**To be done:** Lines containing the string "субъектов" are to be collected in full.

**Records for the exercise:**
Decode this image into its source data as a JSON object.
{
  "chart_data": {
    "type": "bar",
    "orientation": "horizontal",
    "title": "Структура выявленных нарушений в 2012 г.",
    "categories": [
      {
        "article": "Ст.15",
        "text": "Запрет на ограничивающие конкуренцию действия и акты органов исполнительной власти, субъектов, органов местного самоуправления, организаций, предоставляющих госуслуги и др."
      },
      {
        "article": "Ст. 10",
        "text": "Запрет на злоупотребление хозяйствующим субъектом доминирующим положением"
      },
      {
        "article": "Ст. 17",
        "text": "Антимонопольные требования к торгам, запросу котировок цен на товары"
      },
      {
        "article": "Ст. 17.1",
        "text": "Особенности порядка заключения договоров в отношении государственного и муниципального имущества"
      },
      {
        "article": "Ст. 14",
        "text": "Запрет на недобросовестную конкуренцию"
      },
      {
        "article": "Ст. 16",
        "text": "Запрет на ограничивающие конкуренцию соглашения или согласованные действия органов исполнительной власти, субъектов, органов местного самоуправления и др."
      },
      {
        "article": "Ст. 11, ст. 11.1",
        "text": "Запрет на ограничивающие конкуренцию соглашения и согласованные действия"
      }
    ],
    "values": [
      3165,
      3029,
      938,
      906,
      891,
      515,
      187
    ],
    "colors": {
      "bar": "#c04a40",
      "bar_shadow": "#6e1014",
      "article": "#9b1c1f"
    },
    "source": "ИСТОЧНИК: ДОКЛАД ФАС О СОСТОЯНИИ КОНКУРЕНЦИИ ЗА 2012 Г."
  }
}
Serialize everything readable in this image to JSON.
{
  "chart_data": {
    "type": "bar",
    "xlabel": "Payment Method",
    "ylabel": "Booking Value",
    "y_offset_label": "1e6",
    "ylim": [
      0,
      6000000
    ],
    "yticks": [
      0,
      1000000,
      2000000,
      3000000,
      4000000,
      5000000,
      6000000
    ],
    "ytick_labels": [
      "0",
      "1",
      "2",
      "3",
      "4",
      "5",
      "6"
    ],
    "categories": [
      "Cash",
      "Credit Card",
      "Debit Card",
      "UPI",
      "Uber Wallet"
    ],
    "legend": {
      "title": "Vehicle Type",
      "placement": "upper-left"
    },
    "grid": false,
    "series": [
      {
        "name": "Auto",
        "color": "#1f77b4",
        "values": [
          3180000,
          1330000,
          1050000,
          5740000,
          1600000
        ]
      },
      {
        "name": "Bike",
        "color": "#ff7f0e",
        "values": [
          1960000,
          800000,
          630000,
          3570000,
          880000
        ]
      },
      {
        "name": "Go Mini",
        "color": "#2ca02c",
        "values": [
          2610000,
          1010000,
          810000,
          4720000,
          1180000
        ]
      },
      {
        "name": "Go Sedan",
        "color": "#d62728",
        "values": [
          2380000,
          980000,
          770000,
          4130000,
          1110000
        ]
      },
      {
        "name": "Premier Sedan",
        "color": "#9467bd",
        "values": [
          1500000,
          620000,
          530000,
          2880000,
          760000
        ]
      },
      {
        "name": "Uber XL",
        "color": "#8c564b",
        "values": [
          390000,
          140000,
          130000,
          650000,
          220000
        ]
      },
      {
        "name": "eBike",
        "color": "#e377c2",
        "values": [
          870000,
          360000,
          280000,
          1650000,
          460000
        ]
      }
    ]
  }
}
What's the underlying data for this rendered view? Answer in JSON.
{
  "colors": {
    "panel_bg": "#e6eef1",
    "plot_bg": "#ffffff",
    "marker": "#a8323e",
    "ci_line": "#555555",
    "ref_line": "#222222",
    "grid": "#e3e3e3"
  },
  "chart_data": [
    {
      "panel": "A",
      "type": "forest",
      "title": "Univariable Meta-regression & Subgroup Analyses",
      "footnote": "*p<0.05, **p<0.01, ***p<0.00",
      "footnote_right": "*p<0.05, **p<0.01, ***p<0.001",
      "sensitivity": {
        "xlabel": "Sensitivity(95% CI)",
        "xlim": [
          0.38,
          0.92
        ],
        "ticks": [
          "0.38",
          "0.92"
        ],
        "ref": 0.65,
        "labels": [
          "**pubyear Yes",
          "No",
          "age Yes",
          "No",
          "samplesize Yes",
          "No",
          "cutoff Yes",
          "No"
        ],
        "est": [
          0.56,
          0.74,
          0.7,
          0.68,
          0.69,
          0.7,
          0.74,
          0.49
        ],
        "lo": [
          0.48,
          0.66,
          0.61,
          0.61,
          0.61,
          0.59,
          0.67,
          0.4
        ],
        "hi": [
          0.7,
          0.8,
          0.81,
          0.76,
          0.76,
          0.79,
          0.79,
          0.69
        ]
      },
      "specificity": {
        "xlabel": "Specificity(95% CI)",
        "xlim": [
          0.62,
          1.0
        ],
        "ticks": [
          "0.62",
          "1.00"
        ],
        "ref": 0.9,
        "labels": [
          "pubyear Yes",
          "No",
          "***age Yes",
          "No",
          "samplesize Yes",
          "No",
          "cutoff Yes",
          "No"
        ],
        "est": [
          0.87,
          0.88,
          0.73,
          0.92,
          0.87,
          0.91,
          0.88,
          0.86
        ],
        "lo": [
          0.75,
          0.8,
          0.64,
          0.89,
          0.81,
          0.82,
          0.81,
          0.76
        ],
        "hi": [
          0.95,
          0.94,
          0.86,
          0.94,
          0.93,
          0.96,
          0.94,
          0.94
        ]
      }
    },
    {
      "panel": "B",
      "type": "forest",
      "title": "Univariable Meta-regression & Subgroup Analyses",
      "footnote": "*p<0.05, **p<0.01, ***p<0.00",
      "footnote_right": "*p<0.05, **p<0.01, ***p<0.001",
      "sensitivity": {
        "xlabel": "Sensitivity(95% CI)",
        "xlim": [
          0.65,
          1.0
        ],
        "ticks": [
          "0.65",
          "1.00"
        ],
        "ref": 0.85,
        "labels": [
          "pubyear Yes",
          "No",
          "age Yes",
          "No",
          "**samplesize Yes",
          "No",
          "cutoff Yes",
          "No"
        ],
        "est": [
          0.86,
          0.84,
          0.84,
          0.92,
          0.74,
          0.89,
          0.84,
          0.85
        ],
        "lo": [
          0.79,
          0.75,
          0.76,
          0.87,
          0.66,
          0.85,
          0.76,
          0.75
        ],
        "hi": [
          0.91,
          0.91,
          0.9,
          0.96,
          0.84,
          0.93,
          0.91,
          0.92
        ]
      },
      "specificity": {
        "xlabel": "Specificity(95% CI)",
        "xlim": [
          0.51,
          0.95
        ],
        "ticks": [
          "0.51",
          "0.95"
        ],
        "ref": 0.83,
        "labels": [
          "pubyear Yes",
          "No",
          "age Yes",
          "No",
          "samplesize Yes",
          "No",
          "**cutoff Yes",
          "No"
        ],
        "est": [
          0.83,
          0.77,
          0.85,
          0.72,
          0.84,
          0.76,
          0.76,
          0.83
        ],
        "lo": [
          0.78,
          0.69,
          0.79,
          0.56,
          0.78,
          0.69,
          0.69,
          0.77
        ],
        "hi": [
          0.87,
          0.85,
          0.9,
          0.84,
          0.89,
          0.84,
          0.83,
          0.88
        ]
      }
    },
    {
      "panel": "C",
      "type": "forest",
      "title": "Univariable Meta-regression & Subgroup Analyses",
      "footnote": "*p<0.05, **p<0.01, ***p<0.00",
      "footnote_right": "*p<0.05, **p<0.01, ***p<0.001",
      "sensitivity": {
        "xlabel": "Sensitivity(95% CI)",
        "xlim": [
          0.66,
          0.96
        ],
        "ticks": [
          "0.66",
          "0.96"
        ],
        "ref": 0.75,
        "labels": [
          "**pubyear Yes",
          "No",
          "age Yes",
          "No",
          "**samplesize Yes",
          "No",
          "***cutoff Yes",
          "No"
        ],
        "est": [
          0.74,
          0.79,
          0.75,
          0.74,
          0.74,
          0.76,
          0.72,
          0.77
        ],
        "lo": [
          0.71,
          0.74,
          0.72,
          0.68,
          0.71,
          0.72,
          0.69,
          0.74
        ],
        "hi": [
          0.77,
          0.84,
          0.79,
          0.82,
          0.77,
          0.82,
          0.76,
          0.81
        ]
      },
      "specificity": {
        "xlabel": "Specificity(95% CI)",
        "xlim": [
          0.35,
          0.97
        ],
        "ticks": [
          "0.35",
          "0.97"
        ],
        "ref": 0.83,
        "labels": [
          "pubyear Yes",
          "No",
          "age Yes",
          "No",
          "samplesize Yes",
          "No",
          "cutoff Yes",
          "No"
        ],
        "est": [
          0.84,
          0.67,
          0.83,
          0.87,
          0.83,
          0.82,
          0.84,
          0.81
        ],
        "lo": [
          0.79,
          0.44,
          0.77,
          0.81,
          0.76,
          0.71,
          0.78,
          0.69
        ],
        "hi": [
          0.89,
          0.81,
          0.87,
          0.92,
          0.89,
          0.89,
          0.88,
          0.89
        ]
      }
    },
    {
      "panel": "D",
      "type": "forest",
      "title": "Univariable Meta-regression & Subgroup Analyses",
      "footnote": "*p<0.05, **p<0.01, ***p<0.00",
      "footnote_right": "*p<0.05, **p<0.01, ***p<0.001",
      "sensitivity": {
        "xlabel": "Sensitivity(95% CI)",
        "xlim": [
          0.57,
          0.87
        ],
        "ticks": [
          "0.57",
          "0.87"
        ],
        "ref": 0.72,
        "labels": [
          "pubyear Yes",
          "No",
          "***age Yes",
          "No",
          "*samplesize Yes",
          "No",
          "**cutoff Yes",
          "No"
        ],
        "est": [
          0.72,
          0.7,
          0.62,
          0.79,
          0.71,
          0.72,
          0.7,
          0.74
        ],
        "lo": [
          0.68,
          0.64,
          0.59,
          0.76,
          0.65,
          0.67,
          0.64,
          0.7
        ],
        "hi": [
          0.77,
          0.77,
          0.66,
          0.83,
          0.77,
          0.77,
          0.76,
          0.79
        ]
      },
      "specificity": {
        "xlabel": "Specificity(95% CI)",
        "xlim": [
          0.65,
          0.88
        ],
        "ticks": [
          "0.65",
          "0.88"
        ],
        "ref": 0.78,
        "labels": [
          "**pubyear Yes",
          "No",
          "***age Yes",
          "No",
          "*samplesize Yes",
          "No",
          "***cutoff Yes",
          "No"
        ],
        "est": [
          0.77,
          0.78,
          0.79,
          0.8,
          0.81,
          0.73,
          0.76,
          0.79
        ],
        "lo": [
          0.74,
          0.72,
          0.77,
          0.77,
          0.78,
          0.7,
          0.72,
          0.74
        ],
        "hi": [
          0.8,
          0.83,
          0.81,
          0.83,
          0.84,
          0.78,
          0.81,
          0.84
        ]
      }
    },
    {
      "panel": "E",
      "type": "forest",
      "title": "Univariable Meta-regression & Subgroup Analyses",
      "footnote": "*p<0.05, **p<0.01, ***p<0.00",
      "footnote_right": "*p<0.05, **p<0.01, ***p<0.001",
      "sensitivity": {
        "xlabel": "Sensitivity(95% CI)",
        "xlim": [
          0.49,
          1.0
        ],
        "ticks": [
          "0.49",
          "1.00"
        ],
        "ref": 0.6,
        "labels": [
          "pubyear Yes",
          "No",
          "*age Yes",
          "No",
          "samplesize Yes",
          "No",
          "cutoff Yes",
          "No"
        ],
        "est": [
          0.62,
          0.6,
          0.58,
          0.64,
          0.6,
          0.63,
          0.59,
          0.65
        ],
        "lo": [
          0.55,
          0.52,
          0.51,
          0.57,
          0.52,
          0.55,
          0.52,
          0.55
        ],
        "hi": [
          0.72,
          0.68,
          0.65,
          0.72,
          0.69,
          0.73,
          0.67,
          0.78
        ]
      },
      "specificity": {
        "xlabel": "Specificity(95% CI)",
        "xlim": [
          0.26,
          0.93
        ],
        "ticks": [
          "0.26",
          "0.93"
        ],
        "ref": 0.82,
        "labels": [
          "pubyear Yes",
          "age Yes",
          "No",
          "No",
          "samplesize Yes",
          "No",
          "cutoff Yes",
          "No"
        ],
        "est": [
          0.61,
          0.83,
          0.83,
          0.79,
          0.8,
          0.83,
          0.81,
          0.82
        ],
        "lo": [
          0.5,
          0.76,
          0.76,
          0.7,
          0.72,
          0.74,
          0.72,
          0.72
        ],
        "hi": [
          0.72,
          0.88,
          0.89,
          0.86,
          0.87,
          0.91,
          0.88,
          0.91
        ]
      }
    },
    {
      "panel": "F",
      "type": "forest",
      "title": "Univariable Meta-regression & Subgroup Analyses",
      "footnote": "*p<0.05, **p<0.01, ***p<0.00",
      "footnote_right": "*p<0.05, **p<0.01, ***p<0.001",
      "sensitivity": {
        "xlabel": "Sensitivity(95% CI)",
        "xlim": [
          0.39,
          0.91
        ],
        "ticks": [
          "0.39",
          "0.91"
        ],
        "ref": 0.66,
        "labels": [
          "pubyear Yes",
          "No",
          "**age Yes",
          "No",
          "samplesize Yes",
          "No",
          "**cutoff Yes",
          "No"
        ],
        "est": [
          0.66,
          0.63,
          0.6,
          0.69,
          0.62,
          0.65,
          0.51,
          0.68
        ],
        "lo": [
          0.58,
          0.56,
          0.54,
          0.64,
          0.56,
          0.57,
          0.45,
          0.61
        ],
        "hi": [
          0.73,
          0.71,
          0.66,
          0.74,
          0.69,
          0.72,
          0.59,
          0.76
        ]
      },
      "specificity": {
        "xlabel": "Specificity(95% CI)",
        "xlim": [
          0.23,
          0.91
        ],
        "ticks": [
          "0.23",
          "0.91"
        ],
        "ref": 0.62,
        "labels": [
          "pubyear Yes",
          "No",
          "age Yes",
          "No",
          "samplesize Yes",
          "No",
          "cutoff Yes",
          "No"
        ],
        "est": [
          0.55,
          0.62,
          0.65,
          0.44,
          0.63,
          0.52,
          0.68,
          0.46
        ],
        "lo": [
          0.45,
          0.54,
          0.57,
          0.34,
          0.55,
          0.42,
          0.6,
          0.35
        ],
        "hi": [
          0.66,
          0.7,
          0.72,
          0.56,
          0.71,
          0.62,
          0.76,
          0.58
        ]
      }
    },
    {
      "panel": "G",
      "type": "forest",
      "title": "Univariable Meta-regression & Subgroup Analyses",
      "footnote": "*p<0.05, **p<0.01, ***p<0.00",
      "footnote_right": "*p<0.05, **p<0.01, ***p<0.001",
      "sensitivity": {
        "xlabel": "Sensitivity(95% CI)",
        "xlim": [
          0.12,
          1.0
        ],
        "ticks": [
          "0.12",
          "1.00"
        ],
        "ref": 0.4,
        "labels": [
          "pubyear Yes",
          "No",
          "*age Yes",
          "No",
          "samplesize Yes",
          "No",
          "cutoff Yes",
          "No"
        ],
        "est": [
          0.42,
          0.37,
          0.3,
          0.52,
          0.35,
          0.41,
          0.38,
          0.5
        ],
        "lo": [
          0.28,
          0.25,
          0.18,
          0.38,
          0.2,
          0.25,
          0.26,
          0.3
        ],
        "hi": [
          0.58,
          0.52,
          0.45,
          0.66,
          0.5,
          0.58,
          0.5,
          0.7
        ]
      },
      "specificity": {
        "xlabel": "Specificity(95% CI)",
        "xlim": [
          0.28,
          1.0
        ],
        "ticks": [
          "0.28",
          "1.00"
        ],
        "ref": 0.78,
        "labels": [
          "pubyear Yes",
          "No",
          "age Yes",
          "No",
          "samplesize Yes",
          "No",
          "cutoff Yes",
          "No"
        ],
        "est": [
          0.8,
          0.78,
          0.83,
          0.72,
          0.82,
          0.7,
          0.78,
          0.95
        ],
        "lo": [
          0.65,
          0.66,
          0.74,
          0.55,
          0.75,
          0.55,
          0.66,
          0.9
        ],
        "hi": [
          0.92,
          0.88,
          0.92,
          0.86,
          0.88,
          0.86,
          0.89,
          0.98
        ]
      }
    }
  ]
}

**Result below:**
        "text": "Запрет на ограничивающие конкуренцию действия и акты органов исполнительной власти, субъектов, органов местного самоуправления, организаций, предоставляющих госуслуги и др."
        "text": "Запрет на ограничивающие конкуренцию соглашения или согласованные действия органов исполнительной власти, субъектов, органов местного самоуправления и др."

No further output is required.